[Data listing]
#####
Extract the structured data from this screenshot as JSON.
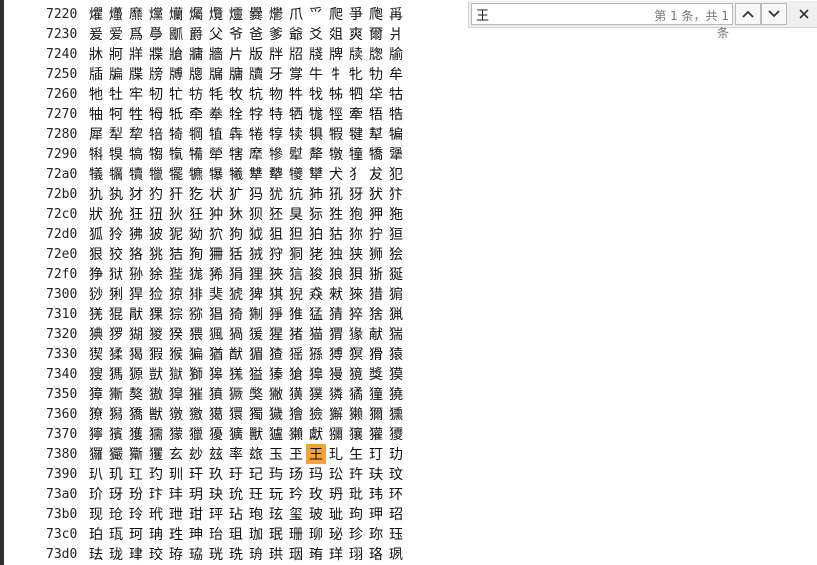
{
  "find_bar": {
    "query": "王",
    "match_count": "第 1 条，共 1 条",
    "icons": {
      "prev": "chevron-up-icon",
      "next": "chevron-down-icon",
      "close": "close-icon"
    }
  },
  "highlight_color": "#f6a23a",
  "table": {
    "rows": [
      {
        "code": "7220",
        "chars": [
          "爠",
          "爡",
          "爢",
          "爣",
          "爤",
          "爥",
          "爦",
          "爧",
          "爨",
          "爩",
          "爪",
          "爫",
          "爬",
          "爭",
          "爮",
          "爯"
        ]
      },
      {
        "code": "7230",
        "chars": [
          "爰",
          "爱",
          "爲",
          "爳",
          "爴",
          "爵",
          "父",
          "爷",
          "爸",
          "爹",
          "爺",
          "爻",
          "爼",
          "爽",
          "爾",
          "爿"
        ]
      },
      {
        "code": "7240",
        "chars": [
          "牀",
          "牁",
          "牂",
          "牃",
          "牄",
          "牅",
          "牆",
          "片",
          "版",
          "牉",
          "牊",
          "牋",
          "牌",
          "牍",
          "牎",
          "牏"
        ]
      },
      {
        "code": "7250",
        "chars": [
          "牐",
          "牑",
          "牒",
          "牓",
          "牔",
          "牕",
          "牖",
          "牗",
          "牘",
          "牙",
          "牚",
          "牛",
          "牜",
          "牝",
          "牞",
          "牟"
        ]
      },
      {
        "code": "7260",
        "chars": [
          "牠",
          "牡",
          "牢",
          "牣",
          "牤",
          "牥",
          "牦",
          "牧",
          "牨",
          "物",
          "牪",
          "牫",
          "牬",
          "牭",
          "牮",
          "牯"
        ]
      },
      {
        "code": "7270",
        "chars": [
          "牰",
          "牱",
          "牲",
          "牳",
          "牴",
          "牵",
          "牶",
          "牷",
          "牸",
          "特",
          "牺",
          "牻",
          "牼",
          "牽",
          "牾",
          "牿"
        ]
      },
      {
        "code": "7280",
        "chars": [
          "犀",
          "犁",
          "犂",
          "犃",
          "犄",
          "犅",
          "犆",
          "犇",
          "犈",
          "犉",
          "犊",
          "犋",
          "犌",
          "犍",
          "犎",
          "犏"
        ]
      },
      {
        "code": "7290",
        "chars": [
          "犐",
          "犑",
          "犒",
          "犓",
          "犔",
          "犕",
          "犖",
          "犗",
          "犘",
          "犙",
          "犚",
          "犛",
          "犜",
          "犝",
          "犞",
          "犟"
        ]
      },
      {
        "code": "72a0",
        "chars": [
          "犠",
          "犡",
          "犢",
          "犣",
          "犤",
          "犥",
          "犦",
          "犧",
          "犨",
          "犩",
          "犪",
          "犫",
          "犬",
          "犭",
          "犮",
          "犯"
        ]
      },
      {
        "code": "72b0",
        "chars": [
          "犰",
          "犱",
          "犲",
          "犳",
          "犴",
          "犵",
          "状",
          "犷",
          "犸",
          "犹",
          "犺",
          "犻",
          "犼",
          "犽",
          "犾",
          "犿"
        ]
      },
      {
        "code": "72c0",
        "chars": [
          "狀",
          "狁",
          "狂",
          "狃",
          "狄",
          "狅",
          "狆",
          "狇",
          "狈",
          "狉",
          "狊",
          "狋",
          "狌",
          "狍",
          "狎",
          "狏"
        ]
      },
      {
        "code": "72d0",
        "chars": [
          "狐",
          "狑",
          "狒",
          "狓",
          "狔",
          "狕",
          "狖",
          "狗",
          "狘",
          "狙",
          "狚",
          "狛",
          "狜",
          "狝",
          "狞",
          "狟"
        ]
      },
      {
        "code": "72e0",
        "chars": [
          "狠",
          "狡",
          "狢",
          "狣",
          "狤",
          "狥",
          "狦",
          "狧",
          "狨",
          "狩",
          "狪",
          "狫",
          "独",
          "狭",
          "狮",
          "狯"
        ]
      },
      {
        "code": "72f0",
        "chars": [
          "狰",
          "狱",
          "狲",
          "狳",
          "狴",
          "狵",
          "狶",
          "狷",
          "狸",
          "狹",
          "狺",
          "狻",
          "狼",
          "狽",
          "狾",
          "狿"
        ]
      },
      {
        "code": "7300",
        "chars": [
          "猀",
          "猁",
          "猂",
          "猃",
          "猄",
          "猅",
          "猆",
          "猇",
          "猈",
          "猉",
          "猊",
          "猋",
          "猌",
          "猍",
          "猎",
          "猏"
        ]
      },
      {
        "code": "7310",
        "chars": [
          "猐",
          "猑",
          "猒",
          "猓",
          "猔",
          "猕",
          "猖",
          "猗",
          "猘",
          "猙",
          "猚",
          "猛",
          "猜",
          "猝",
          "猞",
          "猟"
        ]
      },
      {
        "code": "7320",
        "chars": [
          "猠",
          "猡",
          "猢",
          "猣",
          "猤",
          "猥",
          "猦",
          "猧",
          "猨",
          "猩",
          "猪",
          "猫",
          "猬",
          "猭",
          "献",
          "猯"
        ]
      },
      {
        "code": "7330",
        "chars": [
          "猰",
          "猱",
          "猲",
          "猳",
          "猴",
          "猵",
          "猶",
          "猷",
          "猸",
          "猹",
          "猺",
          "猻",
          "猼",
          "猽",
          "猾",
          "猿"
        ]
      },
      {
        "code": "7340",
        "chars": [
          "獀",
          "獁",
          "獂",
          "獃",
          "獄",
          "獅",
          "獆",
          "獇",
          "獈",
          "獉",
          "獊",
          "獋",
          "獌",
          "獍",
          "獎",
          "獏"
        ]
      },
      {
        "code": "7350",
        "chars": [
          "獐",
          "獑",
          "獒",
          "獓",
          "獔",
          "獕",
          "獖",
          "獗",
          "獘",
          "獙",
          "獚",
          "獛",
          "獜",
          "獝",
          "獞",
          "獟"
        ]
      },
      {
        "code": "7360",
        "chars": [
          "獠",
          "獡",
          "獢",
          "獣",
          "獤",
          "獥",
          "獦",
          "獧",
          "獨",
          "獩",
          "獪",
          "獫",
          "獬",
          "獭",
          "獮",
          "獯"
        ]
      },
      {
        "code": "7370",
        "chars": [
          "獰",
          "獱",
          "獲",
          "獳",
          "獴",
          "獵",
          "獶",
          "獷",
          "獸",
          "獹",
          "獺",
          "獻",
          "獼",
          "獽",
          "獾",
          "獿"
        ]
      },
      {
        "code": "7380",
        "chars": [
          "玀",
          "玁",
          "玂",
          "玃",
          "玄",
          "玅",
          "玆",
          "率",
          "玈",
          "玉",
          "玊",
          "王",
          "玌",
          "玍",
          "玎",
          "玏"
        ]
      },
      {
        "code": "7390",
        "chars": [
          "玐",
          "玑",
          "玒",
          "玓",
          "玔",
          "玕",
          "玖",
          "玗",
          "玘",
          "玙",
          "玚",
          "玛",
          "玜",
          "玝",
          "玞",
          "玟"
        ]
      },
      {
        "code": "73a0",
        "chars": [
          "玠",
          "玡",
          "玢",
          "玣",
          "玤",
          "玥",
          "玦",
          "玧",
          "玨",
          "玩",
          "玪",
          "玫",
          "玬",
          "玭",
          "玮",
          "环"
        ]
      },
      {
        "code": "73b0",
        "chars": [
          "现",
          "玱",
          "玲",
          "玳",
          "玴",
          "玵",
          "玶",
          "玷",
          "玸",
          "玹",
          "玺",
          "玻",
          "玼",
          "玽",
          "玾",
          "玿"
        ]
      },
      {
        "code": "73c0",
        "chars": [
          "珀",
          "珁",
          "珂",
          "珃",
          "珄",
          "珅",
          "珆",
          "珇",
          "珈",
          "珉",
          "珊",
          "珋",
          "珌",
          "珍",
          "珎",
          "珏"
        ]
      },
      {
        "code": "73d0",
        "chars": [
          "珐",
          "珑",
          "珒",
          "珓",
          "珔",
          "珕",
          "珖",
          "珗",
          "珘",
          "珙",
          "珚",
          "珛",
          "珜",
          "珝",
          "珞",
          "珟"
        ]
      }
    ],
    "highlight": {
      "row": 22,
      "col": 11
    }
  }
}
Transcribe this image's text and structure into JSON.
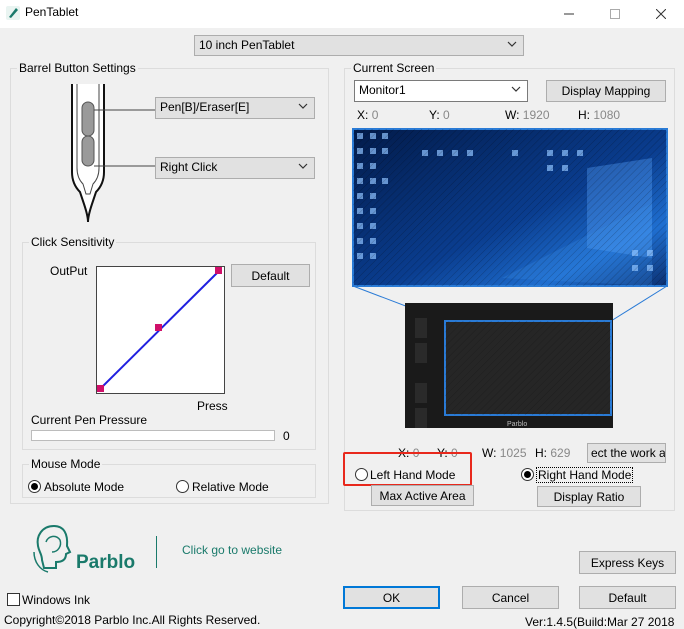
{
  "window": {
    "title": "PenTablet",
    "min_icon": "minimize-icon",
    "max_icon": "maximize-icon",
    "close_icon": "close-icon"
  },
  "device_select": {
    "value": "10 inch PenTablet"
  },
  "barrel": {
    "group_label": "Barrel Button Settings",
    "upper_button": "Pen[B]/Eraser[E]",
    "lower_button": "Right Click"
  },
  "sensitivity": {
    "group_label": "Click Sensitivity",
    "output_label": "OutPut",
    "press_label": "Press",
    "default_button": "Default",
    "pressure_label": "Current Pen Pressure",
    "pressure_value": "0",
    "pressure_level": 0
  },
  "mouse_mode": {
    "group_label": "Mouse Mode",
    "absolute": "Absolute Mode",
    "relative": "Relative Mode",
    "selected": "absolute"
  },
  "screen": {
    "group_label": "Current Screen",
    "monitor": "Monitor1",
    "display_mapping": "Display Mapping",
    "x_label": "X:",
    "x_value": "0",
    "y_label": "Y:",
    "y_value": "0",
    "w_label": "W:",
    "w_value": "1920",
    "h_label": "H:",
    "h_value": "1080"
  },
  "tablet_area": {
    "x_label": "X:",
    "x_value": "0",
    "y_label": "Y:",
    "y_value": "0",
    "w_label": "W:",
    "w_value": "1025",
    "h_label": "H:",
    "h_value": "629",
    "select_work_area": "ect the work a",
    "brand_text": "Parblo",
    "left_hand": "Left Hand Mode",
    "right_hand": "Right Hand Mode",
    "hand_selected": "right",
    "max_active_area": "Max Active Area",
    "display_ratio": "Display Ratio"
  },
  "footer": {
    "brand": "Parblo",
    "website_link": "Click go to website",
    "express_keys": "Express Keys",
    "windows_ink": "Windows Ink",
    "ok": "OK",
    "cancel": "Cancel",
    "default": "Default",
    "copyright": "Copyright©2018  Parblo Inc.All Rights Reserved.",
    "version": "Ver:1.4.5(Build:Mar 27 2018"
  },
  "colors": {
    "accent": "#0078d7",
    "highlight_red": "#e8281c",
    "brand_green": "#1a7a6b",
    "curve_blue": "#2020e0",
    "curve_point": "#d0106a"
  }
}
#####
The request: Find the lines that include the string "PenTablet", then copy each of them.

Answer to this exercise:
    "title": "PenTablet",
    "value": "10 inch PenTablet"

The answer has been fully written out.